About this exercise: Give all the data again exactly.

Items from an interface collection:
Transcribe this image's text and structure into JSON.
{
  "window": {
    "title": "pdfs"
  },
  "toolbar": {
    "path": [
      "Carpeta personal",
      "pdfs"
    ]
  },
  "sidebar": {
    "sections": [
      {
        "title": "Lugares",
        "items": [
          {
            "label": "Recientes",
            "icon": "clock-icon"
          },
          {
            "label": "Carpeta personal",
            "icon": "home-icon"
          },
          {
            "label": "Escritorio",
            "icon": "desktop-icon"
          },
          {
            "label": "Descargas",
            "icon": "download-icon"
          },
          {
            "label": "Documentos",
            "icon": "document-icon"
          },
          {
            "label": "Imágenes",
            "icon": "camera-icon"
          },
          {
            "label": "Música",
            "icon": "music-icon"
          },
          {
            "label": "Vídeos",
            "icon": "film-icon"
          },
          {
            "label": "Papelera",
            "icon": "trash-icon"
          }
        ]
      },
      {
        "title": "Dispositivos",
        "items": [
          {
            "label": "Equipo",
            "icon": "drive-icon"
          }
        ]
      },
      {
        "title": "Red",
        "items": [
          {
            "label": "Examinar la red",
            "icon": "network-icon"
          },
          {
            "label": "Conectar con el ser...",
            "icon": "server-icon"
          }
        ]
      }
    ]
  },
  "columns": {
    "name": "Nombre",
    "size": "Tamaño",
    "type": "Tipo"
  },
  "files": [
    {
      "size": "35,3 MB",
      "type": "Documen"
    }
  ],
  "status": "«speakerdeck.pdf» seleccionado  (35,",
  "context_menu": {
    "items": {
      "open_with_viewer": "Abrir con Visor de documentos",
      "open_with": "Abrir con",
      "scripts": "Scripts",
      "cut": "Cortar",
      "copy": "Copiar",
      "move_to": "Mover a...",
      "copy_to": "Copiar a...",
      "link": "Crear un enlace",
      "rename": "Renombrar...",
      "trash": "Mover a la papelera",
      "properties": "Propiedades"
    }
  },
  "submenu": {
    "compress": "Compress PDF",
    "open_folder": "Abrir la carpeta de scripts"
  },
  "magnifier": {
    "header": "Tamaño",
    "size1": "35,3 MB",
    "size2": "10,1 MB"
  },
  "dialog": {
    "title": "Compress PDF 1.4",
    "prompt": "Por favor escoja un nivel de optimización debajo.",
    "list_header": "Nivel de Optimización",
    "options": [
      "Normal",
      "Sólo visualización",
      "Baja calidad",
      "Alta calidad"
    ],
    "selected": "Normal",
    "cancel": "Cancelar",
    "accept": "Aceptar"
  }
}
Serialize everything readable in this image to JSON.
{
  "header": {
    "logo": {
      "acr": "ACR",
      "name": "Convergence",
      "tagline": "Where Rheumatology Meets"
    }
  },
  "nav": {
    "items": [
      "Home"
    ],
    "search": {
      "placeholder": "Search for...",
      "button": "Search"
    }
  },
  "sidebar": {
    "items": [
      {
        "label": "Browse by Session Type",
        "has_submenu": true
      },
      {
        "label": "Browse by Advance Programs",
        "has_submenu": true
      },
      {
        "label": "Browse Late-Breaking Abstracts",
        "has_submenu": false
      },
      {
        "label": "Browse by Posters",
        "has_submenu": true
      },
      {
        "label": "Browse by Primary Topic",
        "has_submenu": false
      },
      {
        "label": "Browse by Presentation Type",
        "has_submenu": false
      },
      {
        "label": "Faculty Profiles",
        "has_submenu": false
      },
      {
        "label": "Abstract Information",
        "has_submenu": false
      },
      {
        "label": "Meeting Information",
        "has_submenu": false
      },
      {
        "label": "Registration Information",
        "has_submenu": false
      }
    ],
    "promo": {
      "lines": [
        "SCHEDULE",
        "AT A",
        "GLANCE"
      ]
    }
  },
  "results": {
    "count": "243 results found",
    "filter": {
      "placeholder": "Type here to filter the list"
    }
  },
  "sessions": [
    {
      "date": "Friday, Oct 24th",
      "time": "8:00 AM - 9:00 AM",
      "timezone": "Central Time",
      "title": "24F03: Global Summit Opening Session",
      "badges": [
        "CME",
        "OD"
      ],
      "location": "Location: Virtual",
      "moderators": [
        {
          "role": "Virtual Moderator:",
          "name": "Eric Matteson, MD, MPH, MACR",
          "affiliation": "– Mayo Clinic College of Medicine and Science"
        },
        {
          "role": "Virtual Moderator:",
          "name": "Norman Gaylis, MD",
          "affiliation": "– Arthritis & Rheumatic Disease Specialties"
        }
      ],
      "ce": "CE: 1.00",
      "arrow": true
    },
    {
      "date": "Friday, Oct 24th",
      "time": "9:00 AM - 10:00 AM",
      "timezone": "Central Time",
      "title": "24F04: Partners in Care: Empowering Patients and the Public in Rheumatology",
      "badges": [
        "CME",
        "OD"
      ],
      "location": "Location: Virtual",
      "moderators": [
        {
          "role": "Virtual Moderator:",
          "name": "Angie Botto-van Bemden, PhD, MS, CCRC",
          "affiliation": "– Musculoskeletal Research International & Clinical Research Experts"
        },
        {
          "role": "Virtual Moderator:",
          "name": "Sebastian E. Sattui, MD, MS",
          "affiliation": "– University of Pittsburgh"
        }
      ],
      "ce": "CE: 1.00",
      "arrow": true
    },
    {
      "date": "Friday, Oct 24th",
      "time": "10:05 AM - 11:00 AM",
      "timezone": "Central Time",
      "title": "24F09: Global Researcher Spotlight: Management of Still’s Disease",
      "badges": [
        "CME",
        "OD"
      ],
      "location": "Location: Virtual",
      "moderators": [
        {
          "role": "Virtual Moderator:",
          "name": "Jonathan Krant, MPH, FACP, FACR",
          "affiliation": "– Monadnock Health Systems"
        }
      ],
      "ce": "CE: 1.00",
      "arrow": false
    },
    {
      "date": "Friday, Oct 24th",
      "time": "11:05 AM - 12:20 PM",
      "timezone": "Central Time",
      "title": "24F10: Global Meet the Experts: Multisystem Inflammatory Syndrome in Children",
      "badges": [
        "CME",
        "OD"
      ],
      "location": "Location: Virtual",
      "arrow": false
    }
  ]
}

Result for this exercise:
Transcribe this image's text and structure into JSON.
{
  "window": {
    "title": "pdfs"
  },
  "toolbar": {
    "path": [
      "Carpeta personal",
      "pdfs"
    ]
  },
  "sidebar": {
    "sections": [
      {
        "title": "Lugares",
        "items": [
          {
            "label": "Recientes",
            "icon": "clock-icon"
          },
          {
            "label": "Carpeta personal",
            "icon": "home-icon"
          },
          {
            "label": "Escritorio",
            "icon": "desktop-icon"
          },
          {
            "label": "Descargas",
            "icon": "download-icon"
          },
          {
            "label": "Documentos",
            "icon": "document-icon"
          },
          {
            "label": "Imágenes",
            "icon": "camera-icon"
          },
          {
            "label": "Música",
            "icon": "music-icon"
          },
          {
            "label": "Vídeos",
            "icon": "film-icon"
          },
          {
            "label": "Papelera",
            "icon": "trash-icon"
          }
        ]
      },
      {
        "title": "Dispositivos",
        "items": [
          {
            "label": "Equipo",
            "icon": "drive-icon"
          }
        ]
      },
      {
        "title": "Red",
        "items": [
          {
            "label": "Examinar la red",
            "icon": "network-icon"
          },
          {
            "label": "Conectar con el ser...",
            "icon": "server-icon"
          }
        ]
      }
    ]
  },
  "columns": {
    "name": "Nombre",
    "size": "Tamaño",
    "type": "Tipo"
  },
  "files": [
    {
      "size": "35,3 MB",
      "type": "Documen"
    }
  ],
  "status": "«speakerdeck.pdf» seleccionado  (35,",
  "context_menu": {
    "items": {
      "open_with_viewer": "Abrir con Visor de documentos",
      "open_with": "Abrir con",
      "scripts": "Scripts",
      "cut": "Cortar",
      "copy": "Copiar",
      "move_to": "Mover a...",
      "copy_to": "Copiar a...",
      "link": "Crear un enlace",
      "rename": "Renombrar...",
      "trash": "Mover a la papelera",
      "properties": "Propiedades"
    }
  },
  "submenu": {
    "compress": "Compress PDF",
    "open_folder": "Abrir la carpeta de scripts"
  },
  "magnifier": {
    "header": "Tamaño",
    "size1": "35,3 MB",
    "size2": "10,1 MB"
  },
  "dialog": {
    "title": "Compress PDF 1.4",
    "prompt": "Por favor escoja un nivel de optimización debajo.",
    "list_header": "Nivel de Optimización",
    "options": [
      "Normal",
      "Sólo visualización",
      "Baja calidad",
      "Alta calidad"
    ],
    "selected": "Normal",
    "cancel": "Cancelar",
    "accept": "Aceptar"
  }
}
Serialize everything readable in this image to JSON.
{
  "header": {
    "logo": {
      "acr": "ACR",
      "name": "Convergence",
      "tagline": "Where Rheumatology Meets"
    }
  },
  "nav": {
    "items": [
      "Home"
    ],
    "search": {
      "placeholder": "Search for...",
      "button": "Search"
    }
  },
  "sidebar": {
    "items": [
      {
        "label": "Browse by Session Type",
        "has_submenu": true
      },
      {
        "label": "Browse by Advance Programs",
        "has_submenu": true
      },
      {
        "label": "Browse Late-Breaking Abstracts",
        "has_submenu": false
      },
      {
        "label": "Browse by Posters",
        "has_submenu": true
      },
      {
        "label": "Browse by Primary Topic",
        "has_submenu": false
      },
      {
        "label": "Browse by Presentation Type",
        "has_submenu": false
      },
      {
        "label": "Faculty Profiles",
        "has_submenu": false
      },
      {
        "label": "Abstract Information",
        "has_submenu": false
      },
      {
        "label": "Meeting Information",
        "has_submenu": false
      },
      {
        "label": "Registration Information",
        "has_submenu": false
      }
    ],
    "promo": {
      "lines": [
        "SCHEDULE",
        "AT A",
        "GLANCE"
      ]
    }
  },
  "results": {
    "count": "243 results found",
    "filter": {
      "placeholder": "Type here to filter the list"
    }
  },
  "sessions": [
    {
      "date": "Friday, Oct 24th",
      "time": "8:00 AM - 9:00 AM",
      "timezone": "Central Time",
      "title": "24F03: Global Summit Opening Session",
      "badges": [
        "CME",
        "OD"
      ],
      "location": "Location: Virtual",
      "moderators": [
        {
          "role": "Virtual Moderator:",
          "name": "Eric Matteson, MD, MPH, MACR",
          "affiliation": "– Mayo Clinic College of Medicine and Science"
        },
        {
          "role": "Virtual Moderator:",
          "name": "Norman Gaylis, MD",
          "affiliation": "– Arthritis & Rheumatic Disease Specialties"
        }
      ],
      "ce": "CE: 1.00",
      "arrow": true
    },
    {
      "date": "Friday, Oct 24th",
      "time": "9:00 AM - 10:00 AM",
      "timezone": "Central Time",
      "title": "24F04: Partners in Care: Empowering Patients and the Public in Rheumatology",
      "badges": [
        "CME",
        "OD"
      ],
      "location": "Location: Virtual",
      "moderators": [
        {
          "role": "Virtual Moderator:",
          "name": "Angie Botto-van Bemden, PhD, MS, CCRC",
          "affiliation": "– Musculoskeletal Research International & Clinical Research Experts"
        },
        {
          "role": "Virtual Moderator:",
          "name": "Sebastian E. Sattui, MD, MS",
          "affiliation": "– University of Pittsburgh"
        }
      ],
      "ce": "CE: 1.00",
      "arrow": true
    },
    {
      "date": "Friday, Oct 24th",
      "time": "10:05 AM - 11:00 AM",
      "timezone": "Central Time",
      "title": "24F09: Global Researcher Spotlight: Management of Still’s Disease",
      "badges": [
        "CME",
        "OD"
      ],
      "location": "Location: Virtual",
      "moderators": [
        {
          "role": "Virtual Moderator:",
          "name": "Jonathan Krant, MPH, FACP, FACR",
          "affiliation": "– Monadnock Health Systems"
        }
      ],
      "ce": "CE: 1.00",
      "arrow": false
    },
    {
      "date": "Friday, Oct 24th",
      "time": "11:05 AM - 12:20 PM",
      "timezone": "Central Time",
      "title": "24F10: Global Meet the Experts: Multisystem Inflammatory Syndrome in Children",
      "badges": [
        "CME",
        "OD"
      ],
      "location": "Location: Virtual",
      "arrow": false
    }
  ]
}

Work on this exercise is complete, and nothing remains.